[Given exercise] All the entries need to be quoted exactly, apart from the pictures, which you should drop.

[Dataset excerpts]
────────
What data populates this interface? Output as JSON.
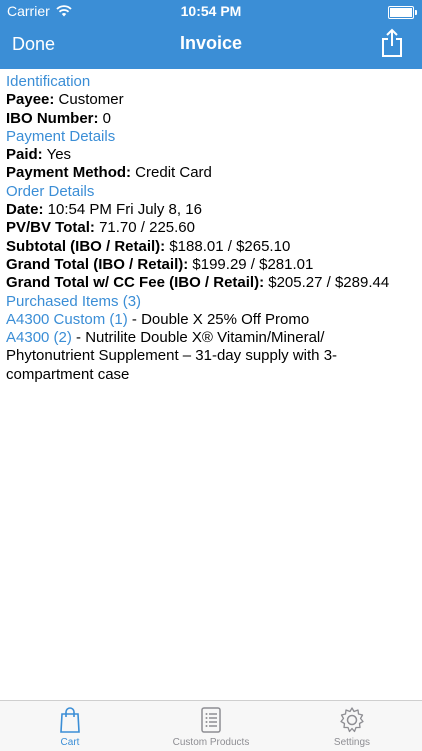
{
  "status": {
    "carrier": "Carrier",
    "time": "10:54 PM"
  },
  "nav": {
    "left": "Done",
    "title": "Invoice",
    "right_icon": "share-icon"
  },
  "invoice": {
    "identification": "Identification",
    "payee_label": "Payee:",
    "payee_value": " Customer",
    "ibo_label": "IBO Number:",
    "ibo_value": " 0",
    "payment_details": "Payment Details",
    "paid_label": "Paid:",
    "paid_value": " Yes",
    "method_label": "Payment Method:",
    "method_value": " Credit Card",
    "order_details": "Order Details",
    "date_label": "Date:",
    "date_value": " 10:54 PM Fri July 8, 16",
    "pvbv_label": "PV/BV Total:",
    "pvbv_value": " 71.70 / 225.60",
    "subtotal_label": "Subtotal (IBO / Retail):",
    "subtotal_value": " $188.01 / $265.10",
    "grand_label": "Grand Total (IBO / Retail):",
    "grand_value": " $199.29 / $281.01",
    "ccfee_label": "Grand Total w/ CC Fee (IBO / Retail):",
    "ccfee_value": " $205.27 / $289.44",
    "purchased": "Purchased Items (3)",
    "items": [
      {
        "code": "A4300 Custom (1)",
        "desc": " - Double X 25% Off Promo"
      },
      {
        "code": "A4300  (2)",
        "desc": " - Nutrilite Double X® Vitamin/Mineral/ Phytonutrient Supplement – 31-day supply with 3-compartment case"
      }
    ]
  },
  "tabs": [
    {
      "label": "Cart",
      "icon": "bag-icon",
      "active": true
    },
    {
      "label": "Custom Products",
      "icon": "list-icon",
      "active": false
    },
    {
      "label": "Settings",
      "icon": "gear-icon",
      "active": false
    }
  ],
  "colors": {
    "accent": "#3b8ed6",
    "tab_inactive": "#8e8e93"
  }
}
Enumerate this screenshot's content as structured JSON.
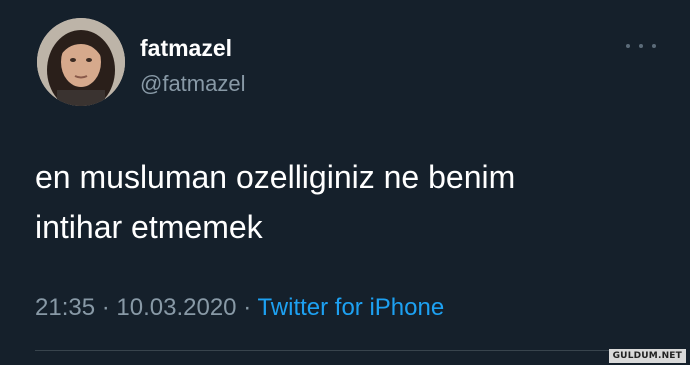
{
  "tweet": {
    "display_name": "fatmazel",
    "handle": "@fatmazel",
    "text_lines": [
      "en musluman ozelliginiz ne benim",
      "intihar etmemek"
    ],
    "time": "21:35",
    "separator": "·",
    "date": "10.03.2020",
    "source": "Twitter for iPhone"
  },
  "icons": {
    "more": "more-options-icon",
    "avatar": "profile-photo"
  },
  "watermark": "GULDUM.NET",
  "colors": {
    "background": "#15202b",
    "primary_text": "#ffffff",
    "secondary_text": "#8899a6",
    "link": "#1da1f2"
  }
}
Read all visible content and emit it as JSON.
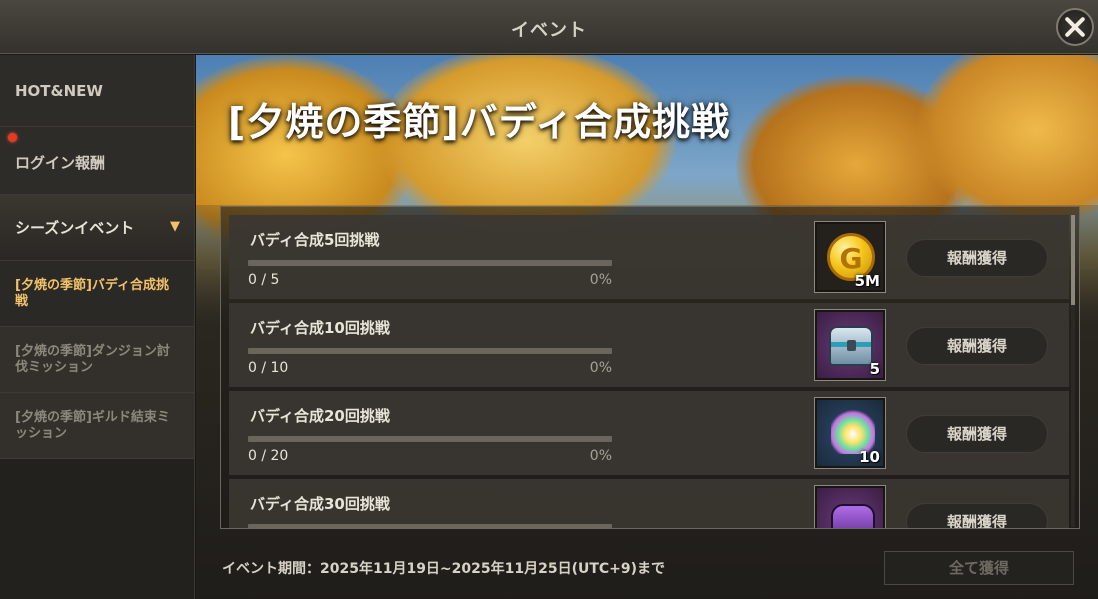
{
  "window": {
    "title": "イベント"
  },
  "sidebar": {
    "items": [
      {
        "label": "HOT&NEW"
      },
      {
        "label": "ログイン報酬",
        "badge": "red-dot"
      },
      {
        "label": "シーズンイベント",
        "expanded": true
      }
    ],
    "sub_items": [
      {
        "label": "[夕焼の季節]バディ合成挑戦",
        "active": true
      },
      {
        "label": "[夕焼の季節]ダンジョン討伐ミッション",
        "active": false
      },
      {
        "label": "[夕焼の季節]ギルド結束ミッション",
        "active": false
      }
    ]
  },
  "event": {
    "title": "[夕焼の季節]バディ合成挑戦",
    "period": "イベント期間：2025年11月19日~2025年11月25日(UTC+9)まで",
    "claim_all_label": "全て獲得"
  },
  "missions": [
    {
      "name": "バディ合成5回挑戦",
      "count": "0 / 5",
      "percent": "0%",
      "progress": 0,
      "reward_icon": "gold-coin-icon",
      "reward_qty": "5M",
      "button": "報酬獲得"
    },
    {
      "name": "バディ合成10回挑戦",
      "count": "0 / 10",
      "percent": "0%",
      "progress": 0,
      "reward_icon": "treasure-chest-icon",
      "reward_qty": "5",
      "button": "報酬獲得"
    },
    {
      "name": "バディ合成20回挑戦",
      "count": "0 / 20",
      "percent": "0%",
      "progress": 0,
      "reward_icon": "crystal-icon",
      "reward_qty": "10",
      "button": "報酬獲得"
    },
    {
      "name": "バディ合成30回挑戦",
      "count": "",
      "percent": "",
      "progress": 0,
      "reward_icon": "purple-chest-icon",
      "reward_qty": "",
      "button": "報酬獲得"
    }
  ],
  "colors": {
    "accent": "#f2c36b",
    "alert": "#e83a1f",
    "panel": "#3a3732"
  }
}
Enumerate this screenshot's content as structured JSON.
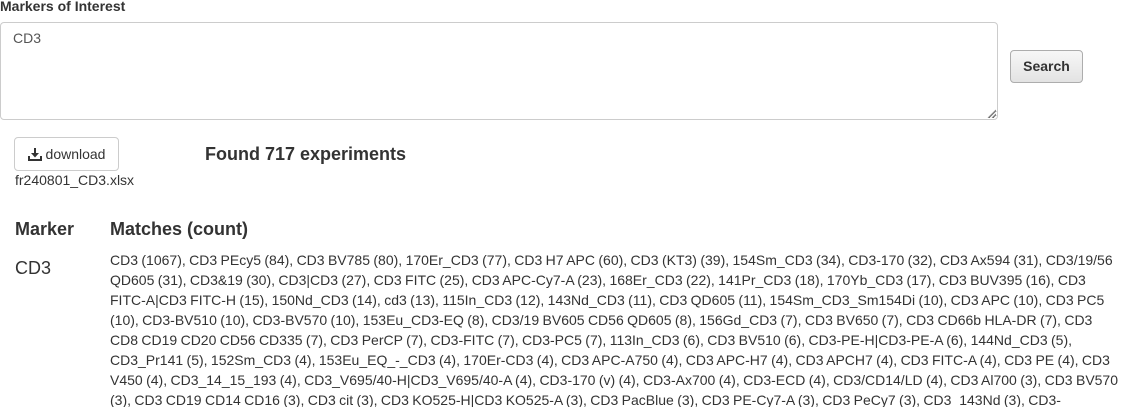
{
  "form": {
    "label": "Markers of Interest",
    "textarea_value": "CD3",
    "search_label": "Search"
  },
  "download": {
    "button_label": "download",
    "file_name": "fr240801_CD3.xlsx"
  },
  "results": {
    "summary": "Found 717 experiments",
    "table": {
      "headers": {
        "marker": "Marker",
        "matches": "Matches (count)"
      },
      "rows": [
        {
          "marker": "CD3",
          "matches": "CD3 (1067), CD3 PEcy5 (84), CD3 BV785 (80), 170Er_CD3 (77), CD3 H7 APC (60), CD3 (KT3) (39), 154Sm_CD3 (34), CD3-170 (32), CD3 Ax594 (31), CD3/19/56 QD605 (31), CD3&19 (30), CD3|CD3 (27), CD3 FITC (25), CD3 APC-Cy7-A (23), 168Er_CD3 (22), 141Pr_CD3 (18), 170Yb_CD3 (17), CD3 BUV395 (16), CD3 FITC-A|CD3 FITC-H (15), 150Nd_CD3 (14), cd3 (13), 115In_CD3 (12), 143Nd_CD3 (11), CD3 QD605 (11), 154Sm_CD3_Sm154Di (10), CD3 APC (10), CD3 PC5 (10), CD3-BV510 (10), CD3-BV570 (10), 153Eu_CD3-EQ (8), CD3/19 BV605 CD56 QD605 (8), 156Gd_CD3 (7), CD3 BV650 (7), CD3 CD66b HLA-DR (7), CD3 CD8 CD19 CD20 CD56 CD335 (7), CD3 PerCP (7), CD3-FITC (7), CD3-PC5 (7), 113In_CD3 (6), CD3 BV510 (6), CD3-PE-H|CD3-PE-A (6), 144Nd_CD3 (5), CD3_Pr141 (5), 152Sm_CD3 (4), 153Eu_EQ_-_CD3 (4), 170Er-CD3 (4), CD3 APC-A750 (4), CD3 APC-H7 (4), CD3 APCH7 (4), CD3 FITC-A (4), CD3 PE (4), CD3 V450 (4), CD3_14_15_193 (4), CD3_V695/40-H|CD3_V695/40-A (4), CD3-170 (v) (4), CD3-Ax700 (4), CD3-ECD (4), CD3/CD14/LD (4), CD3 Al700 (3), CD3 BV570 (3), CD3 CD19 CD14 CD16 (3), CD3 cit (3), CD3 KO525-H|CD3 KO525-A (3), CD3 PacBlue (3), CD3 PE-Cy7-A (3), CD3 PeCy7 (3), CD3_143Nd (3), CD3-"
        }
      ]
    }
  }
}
────────
[Complete answer]
What data populates this interface? Output as JSON.
{
  "status": {
    "carrier": "Carrier",
    "time": "10:54 PM"
  },
  "nav": {
    "left": "Done",
    "title": "Invoice",
    "right_icon": "share-icon"
  },
  "invoice": {
    "identification": "Identification",
    "payee_label": "Payee:",
    "payee_value": " Customer",
    "ibo_label": "IBO Number:",
    "ibo_value": " 0",
    "payment_details": "Payment Details",
    "paid_label": "Paid:",
    "paid_value": " Yes",
    "method_label": "Payment Method:",
    "method_value": " Credit Card",
    "order_details": "Order Details",
    "date_label": "Date:",
    "date_value": " 10:54 PM Fri July 8, 16",
    "pvbv_label": "PV/BV Total:",
    "pvbv_value": " 71.70 / 225.60",
    "subtotal_label": "Subtotal (IBO / Retail):",
    "subtotal_value": " $188.01 / $265.10",
    "grand_label": "Grand Total (IBO / Retail):",
    "grand_value": " $199.29 / $281.01",
    "ccfee_label": "Grand Total w/ CC Fee (IBO / Retail):",
    "ccfee_value": " $205.27 / $289.44",
    "purchased": "Purchased Items (3)",
    "items": [
      {
        "code": "A4300 Custom (1)",
        "desc": " - Double X 25% Off Promo"
      },
      {
        "code": "A4300  (2)",
        "desc": " - Nutrilite Double X® Vitamin/Mineral/ Phytonutrient Supplement – 31-day supply with 3-compartment case"
      }
    ]
  },
  "tabs": [
    {
      "label": "Cart",
      "icon": "bag-icon",
      "active": true
    },
    {
      "label": "Custom Products",
      "icon": "list-icon",
      "active": false
    },
    {
      "label": "Settings",
      "icon": "gear-icon",
      "active": false
    }
  ],
  "colors": {
    "accent": "#3b8ed6",
    "tab_inactive": "#8e8e93"
  }
}
Enumerate this screenshot's content as structured JSON.
{
  "tweet": {
    "display_name": "fatmazel",
    "handle": "@fatmazel",
    "text_lines": [
      "en musluman ozelliginiz ne benim",
      "intihar etmemek"
    ],
    "time": "21:35",
    "separator": "·",
    "date": "10.03.2020",
    "source": "Twitter for iPhone"
  },
  "icons": {
    "more": "more-options-icon",
    "avatar": "profile-photo"
  },
  "watermark": "GULDUM.NET",
  "colors": {
    "background": "#15202b",
    "primary_text": "#ffffff",
    "secondary_text": "#8899a6",
    "link": "#1da1f2"
  }
}
Read all visible content and emit it as JSON.
{
  "window": {
    "title": "イベント"
  },
  "sidebar": {
    "items": [
      {
        "label": "HOT&NEW"
      },
      {
        "label": "ログイン報酬",
        "badge": "red-dot"
      },
      {
        "label": "シーズンイベント",
        "expanded": true
      }
    ],
    "sub_items": [
      {
        "label": "[夕焼の季節]バディ合成挑戦",
        "active": true
      },
      {
        "label": "[夕焼の季節]ダンジョン討伐ミッション",
        "active": false
      },
      {
        "label": "[夕焼の季節]ギルド結束ミッション",
        "active": false
      }
    ]
  },
  "event": {
    "title": "[夕焼の季節]バディ合成挑戦",
    "period": "イベント期間：2025年11月19日~2025年11月25日(UTC+9)まで",
    "claim_all_label": "全て獲得"
  },
  "missions": [
    {
      "name": "バディ合成5回挑戦",
      "count": "0 / 5",
      "percent": "0%",
      "progress": 0,
      "reward_icon": "gold-coin-icon",
      "reward_qty": "5M",
      "button": "報酬獲得"
    },
    {
      "name": "バディ合成10回挑戦",
      "count": "0 / 10",
      "percent": "0%",
      "progress": 0,
      "reward_icon": "treasure-chest-icon",
      "reward_qty": "5",
      "button": "報酬獲得"
    },
    {
      "name": "バディ合成20回挑戦",
      "count": "0 / 20",
      "percent": "0%",
      "progress": 0,
      "reward_icon": "crystal-icon",
      "reward_qty": "10",
      "button": "報酬獲得"
    },
    {
      "name": "バディ合成30回挑戦",
      "count": "",
      "percent": "",
      "progress": 0,
      "reward_icon": "purple-chest-icon",
      "reward_qty": "",
      "button": "報酬獲得"
    }
  ],
  "colors": {
    "accent": "#f2c36b",
    "alert": "#e83a1f",
    "panel": "#3a3732"
  }
}
Enumerate this screenshot's content as structured JSON.
{
  "form": {
    "label": "Markers of Interest",
    "textarea_value": "CD3",
    "search_label": "Search"
  },
  "download": {
    "button_label": "download",
    "file_name": "fr240801_CD3.xlsx"
  },
  "results": {
    "summary": "Found 717 experiments",
    "table": {
      "headers": {
        "marker": "Marker",
        "matches": "Matches (count)"
      },
      "rows": [
        {
          "marker": "CD3",
          "matches": "CD3 (1067), CD3 PEcy5 (84), CD3 BV785 (80), 170Er_CD3 (77), CD3 H7 APC (60), CD3 (KT3) (39), 154Sm_CD3 (34), CD3-170 (32), CD3 Ax594 (31), CD3/19/56 QD605 (31), CD3&19 (30), CD3|CD3 (27), CD3 FITC (25), CD3 APC-Cy7-A (23), 168Er_CD3 (22), 141Pr_CD3 (18), 170Yb_CD3 (17), CD3 BUV395 (16), CD3 FITC-A|CD3 FITC-H (15), 150Nd_CD3 (14), cd3 (13), 115In_CD3 (12), 143Nd_CD3 (11), CD3 QD605 (11), 154Sm_CD3_Sm154Di (10), CD3 APC (10), CD3 PC5 (10), CD3-BV510 (10), CD3-BV570 (10), 153Eu_CD3-EQ (8), CD3/19 BV605 CD56 QD605 (8), 156Gd_CD3 (7), CD3 BV650 (7), CD3 CD66b HLA-DR (7), CD3 CD8 CD19 CD20 CD56 CD335 (7), CD3 PerCP (7), CD3-FITC (7), CD3-PC5 (7), 113In_CD3 (6), CD3 BV510 (6), CD3-PE-H|CD3-PE-A (6), 144Nd_CD3 (5), CD3_Pr141 (5), 152Sm_CD3 (4), 153Eu_EQ_-_CD3 (4), 170Er-CD3 (4), CD3 APC-A750 (4), CD3 APC-H7 (4), CD3 APCH7 (4), CD3 FITC-A (4), CD3 PE (4), CD3 V450 (4), CD3_14_15_193 (4), CD3_V695/40-H|CD3_V695/40-A (4), CD3-170 (v) (4), CD3-Ax700 (4), CD3-ECD (4), CD3/CD14/LD (4), CD3 Al700 (3), CD3 BV570 (3), CD3 CD19 CD14 CD16 (3), CD3 cit (3), CD3 KO525-H|CD3 KO525-A (3), CD3 PacBlue (3), CD3 PE-Cy7-A (3), CD3 PeCy7 (3), CD3_143Nd (3), CD3-"
        }
      ]
    }
  }
}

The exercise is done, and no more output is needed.